__Record set__:
====

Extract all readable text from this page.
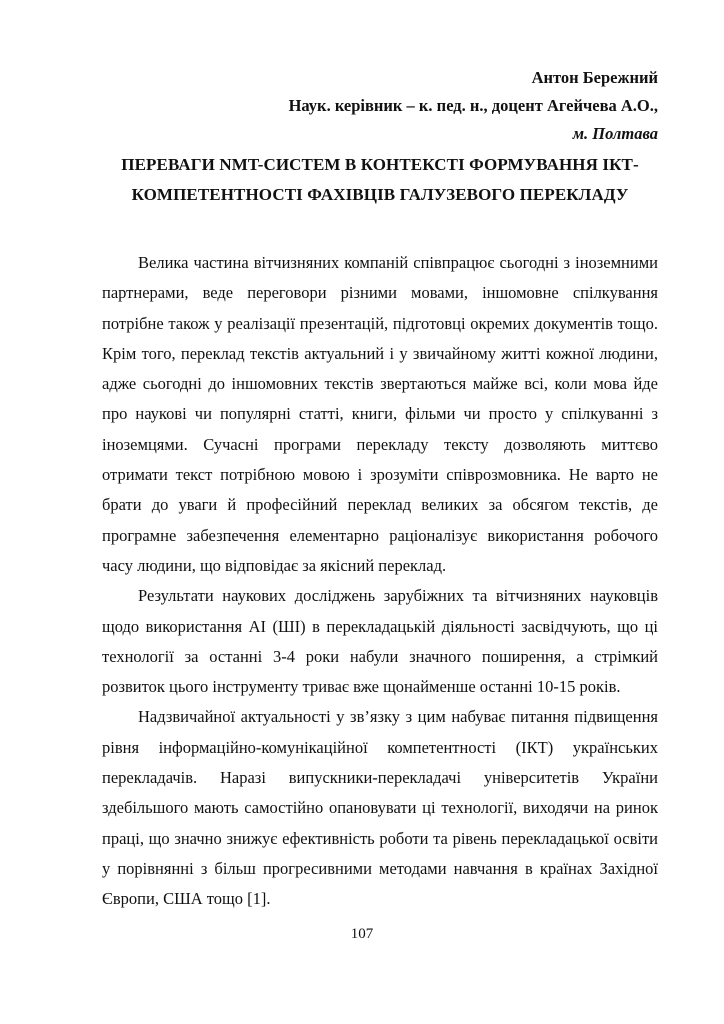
Антон Бережний
Наук. керівник – к. пед. н., доцент Агейчева А.О.,
м. Полтава
ПЕРЕВАГИ NMT-СИСТЕМ В КОНТЕКСТІ ФОРМУВАННЯ ІКТ-
КОМПЕТЕНТНОСТІ ФАХІВЦІВ ГАЛУЗЕВОГО ПЕРЕКЛАДУ

Велика частина вітчизняних компаній співпрацює сьогодні з іноземними партнерами, веде переговори різними мовами, іншомовне спілкування потрібне також у реалізації презентацій, підготовці окремих документів тощо. Крім того, переклад текстів актуальний і у звичайному житті кожної людини, адже сьогодні до іншомовних текстів звертаються майже всі, коли мова йде про наукові чи популярні статті, книги, фільми чи просто у спілкуванні з іноземцями. Сучасні програми перекладу тексту дозволяють миттєво отримати текст потрібною мовою і зрозуміти співрозмовника. Не варто не брати до уваги й професійний переклад великих за обсягом текстів, де програмне забезпечення елементарно раціоналізує використання робочого часу людини, що відповідає за якісний переклад.

Результати наукових досліджень зарубіжних та вітчизняних науковців щодо використання AI (ШІ) в перекладацькій діяльності засвідчують, що ці технології за останні 3-4 роки набули значного поширення, а стрімкий розвиток цього інструменту триває вже щонайменше останні 10-15 років.

Надзвичайної актуальності у зв’язку з цим набуває питання підвищення рівня інформаційно-комунікаційної компетентності (ІКТ) українських перекладачів. Наразі випускники-перекладачі університетів України здебільшого мають самостійно опановувати ці технології, виходячи на ринок праці, що значно знижує ефективність роботи та рівень перекладацької освіти у порівнянні з більш прогресивними методами навчання в країнах Західної Європи, США тощо [1].

107
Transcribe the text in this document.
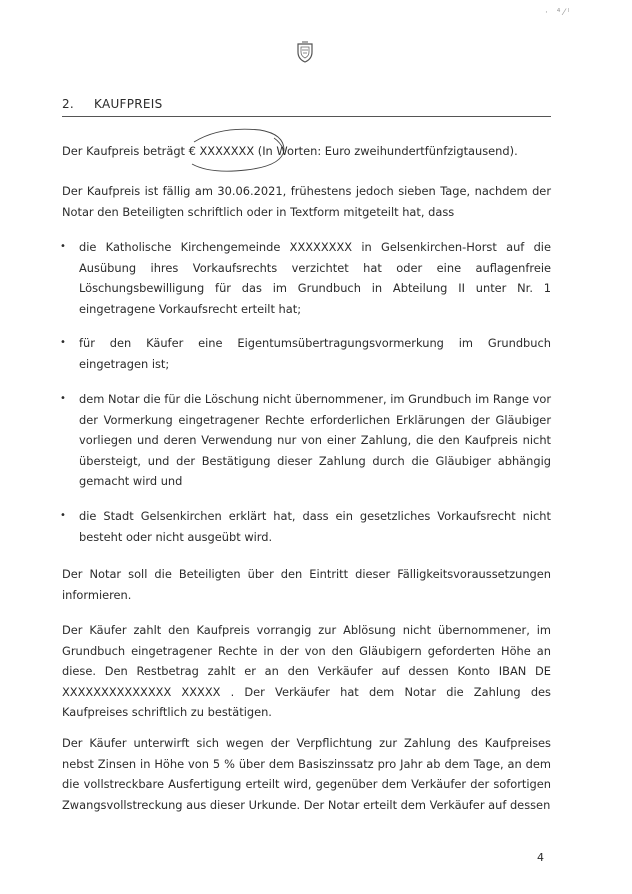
· ⁴⁄ˡ
2. KAUFPREIS
Der Kaufpreis beträgt € XXXXXXX (In Worten: Euro zweihundertfünfzigtausend).
Der Kaufpreis ist fällig am 30.06.2021, frühestens jedoch sieben Tage, nachdem der Notar den Beteiligten schriftlich oder in Textform mitgeteilt hat, dass
• die Katholische Kirchengemeinde XXXXXXXX in Gelsenkirchen-Horst auf die Ausübung ihres Vorkaufsrechts verzichtet hat oder eine auflagenfreie Löschungsbewilligung für das im Grundbuch in Abteilung II unter Nr. 1 eingetragene Vorkaufsrecht erteilt hat;
• für den Käufer eine Eigentumsübertragungsvormerkung im Grundbuch eingetragen ist;
• dem Notar die für die Löschung nicht übernommener, im Grundbuch im Range vor der Vormerkung eingetragener Rechte erforderlichen Erklärungen der Gläubiger vorliegen und deren Verwendung nur von einer Zahlung, die den Kaufpreis nicht übersteigt, und der Bestätigung dieser Zahlung durch die Gläubiger abhängig gemacht wird und
• die Stadt Gelsenkirchen erklärt hat, dass ein gesetzliches Vorkaufsrecht nicht besteht oder nicht ausgeübt wird.
Der Notar soll die Beteiligten über den Eintritt dieser Fälligkeitsvoraussetzungen informieren.
Der Käufer zahlt den Kaufpreis vorrangig zur Ablösung nicht übernommener, im Grundbuch eingetragener Rechte in der von den Gläubigern geforderten Höhe an diese. Den Restbetrag zahlt er an den Verkäufer auf dessen Konto IBAN DE XXXXXXXXXXXXXX XXXXX . Der Verkäufer hat dem Notar die Zahlung des Kaufpreises schriftlich zu bestätigen.
Der Käufer unterwirft sich wegen der Verpflichtung zur Zahlung des Kaufpreises nebst Zinsen in Höhe von 5 % über dem Basiszinssatz pro Jahr ab dem Tage, an dem die vollstreckbare Ausfertigung erteilt wird, gegenüber dem Verkäufer der sofortigen Zwangsvollstreckung aus dieser Urkunde. Der Notar erteilt dem Verkäufer auf dessen
4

====

__Requirements__:
Images in the records should not be copied. Repeat all the rest exactly.

__Solution for this task__:
Extract all readable text from this page.
Антон Бережний
Наук. керівник – к. пед. н., доцент Агейчева А.О.,
м. Полтава
ПЕРЕВАГИ NMT-СИСТЕМ В КОНТЕКСТІ ФОРМУВАННЯ ІКТ-
КОМПЕТЕНТНОСТІ ФАХІВЦІВ ГАЛУЗЕВОГО ПЕРЕКЛАДУ

Велика частина вітчизняних компаній співпрацює сьогодні з іноземними партнерами, веде переговори різними мовами, іншомовне спілкування потрібне також у реалізації презентацій, підготовці окремих документів тощо. Крім того, переклад текстів актуальний і у звичайному житті кожної людини, адже сьогодні до іншомовних текстів звертаються майже всі, коли мова йде про наукові чи популярні статті, книги, фільми чи просто у спілкуванні з іноземцями. Сучасні програми перекладу тексту дозволяють миттєво отримати текст потрібною мовою і зрозуміти співрозмовника. Не варто не брати до уваги й професійний переклад великих за обсягом текстів, де програмне забезпечення елементарно раціоналізує використання робочого часу людини, що відповідає за якісний переклад.

Результати наукових досліджень зарубіжних та вітчизняних науковців щодо використання AI (ШІ) в перекладацькій діяльності засвідчують, що ці технології за останні 3-4 роки набули значного поширення, а стрімкий розвиток цього інструменту триває вже щонайменше останні 10-15 років.

Надзвичайної актуальності у зв’язку з цим набуває питання підвищення рівня інформаційно-комунікаційної компетентності (ІКТ) українських перекладачів. Наразі випускники-перекладачі університетів України здебільшого мають самостійно опановувати ці технології, виходячи на ринок праці, що значно знижує ефективність роботи та рівень перекладацької освіти у порівнянні з більш прогресивними методами навчання в країнах Західної Європи, США тощо [1].

107
Transcribe the text in this document.
· ⁴⁄ˡ
2. KAUFPREIS
Der Kaufpreis beträgt € XXXXXXX (In Worten: Euro zweihundertfünfzigtausend).
Der Kaufpreis ist fällig am 30.06.2021, frühestens jedoch sieben Tage, nachdem der Notar den Beteiligten schriftlich oder in Textform mitgeteilt hat, dass
• die Katholische Kirchengemeinde XXXXXXXX in Gelsenkirchen-Horst auf die Ausübung ihres Vorkaufsrechts verzichtet hat oder eine auflagenfreie Löschungsbewilligung für das im Grundbuch in Abteilung II unter Nr. 1 eingetragene Vorkaufsrecht erteilt hat;
• für den Käufer eine Eigentumsübertragungsvormerkung im Grundbuch eingetragen ist;
• dem Notar die für die Löschung nicht übernommener, im Grundbuch im Range vor der Vormerkung eingetragener Rechte erforderlichen Erklärungen der Gläubiger vorliegen und deren Verwendung nur von einer Zahlung, die den Kaufpreis nicht übersteigt, und der Bestätigung dieser Zahlung durch die Gläubiger abhängig gemacht wird und
• die Stadt Gelsenkirchen erklärt hat, dass ein gesetzliches Vorkaufsrecht nicht besteht oder nicht ausgeübt wird.
Der Notar soll die Beteiligten über den Eintritt dieser Fälligkeitsvoraussetzungen informieren.
Der Käufer zahlt den Kaufpreis vorrangig zur Ablösung nicht übernommener, im Grundbuch eingetragener Rechte in der von den Gläubigern geforderten Höhe an diese. Den Restbetrag zahlt er an den Verkäufer auf dessen Konto IBAN DE XXXXXXXXXXXXXX XXXXX . Der Verkäufer hat dem Notar die Zahlung des Kaufpreises schriftlich zu bestätigen.
Der Käufer unterwirft sich wegen der Verpflichtung zur Zahlung des Kaufpreises nebst Zinsen in Höhe von 5 % über dem Basiszinssatz pro Jahr ab dem Tage, an dem die vollstreckbare Ausfertigung erteilt wird, gegenüber dem Verkäufer der sofortigen Zwangsvollstreckung aus dieser Urkunde. Der Notar erteilt dem Verkäufer auf dessen
4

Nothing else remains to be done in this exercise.